Data provided
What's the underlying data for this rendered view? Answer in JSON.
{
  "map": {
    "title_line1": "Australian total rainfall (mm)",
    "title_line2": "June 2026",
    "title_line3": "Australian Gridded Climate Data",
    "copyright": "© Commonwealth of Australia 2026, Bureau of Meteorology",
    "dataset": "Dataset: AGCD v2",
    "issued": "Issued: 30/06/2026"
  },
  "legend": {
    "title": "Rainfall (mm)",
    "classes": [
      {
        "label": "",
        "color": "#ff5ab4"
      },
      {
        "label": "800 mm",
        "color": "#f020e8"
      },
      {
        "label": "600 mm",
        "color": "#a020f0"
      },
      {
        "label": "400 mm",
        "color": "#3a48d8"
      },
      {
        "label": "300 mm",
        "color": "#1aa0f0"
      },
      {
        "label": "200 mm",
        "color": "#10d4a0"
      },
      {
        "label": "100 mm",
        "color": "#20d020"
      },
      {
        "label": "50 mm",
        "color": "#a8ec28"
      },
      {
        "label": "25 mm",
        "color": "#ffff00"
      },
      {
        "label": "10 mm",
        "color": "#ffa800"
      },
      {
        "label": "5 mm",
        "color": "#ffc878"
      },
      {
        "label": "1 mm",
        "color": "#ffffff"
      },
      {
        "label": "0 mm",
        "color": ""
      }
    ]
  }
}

Problem description
The records above are to be copied in full, exactly as written.

Final result
What's the underlying data for this rendered view? Answer in JSON.
{
  "map": {
    "title_line1": "Australian total rainfall (mm)",
    "title_line2": "June 2026",
    "title_line3": "Australian Gridded Climate Data",
    "copyright": "© Commonwealth of Australia 2026, Bureau of Meteorology",
    "dataset": "Dataset: AGCD v2",
    "issued": "Issued: 30/06/2026"
  },
  "legend": {
    "title": "Rainfall (mm)",
    "classes": [
      {
        "label": "",
        "color": "#ff5ab4"
      },
      {
        "label": "800 mm",
        "color": "#f020e8"
      },
      {
        "label": "600 mm",
        "color": "#a020f0"
      },
      {
        "label": "400 mm",
        "color": "#3a48d8"
      },
      {
        "label": "300 mm",
        "color": "#1aa0f0"
      },
      {
        "label": "200 mm",
        "color": "#10d4a0"
      },
      {
        "label": "100 mm",
        "color": "#20d020"
      },
      {
        "label": "50 mm",
        "color": "#a8ec28"
      },
      {
        "label": "25 mm",
        "color": "#ffff00"
      },
      {
        "label": "10 mm",
        "color": "#ffa800"
      },
      {
        "label": "5 mm",
        "color": "#ffc878"
      },
      {
        "label": "1 mm",
        "color": "#ffffff"
      },
      {
        "label": "0 mm",
        "color": ""
      }
    ]
  }
}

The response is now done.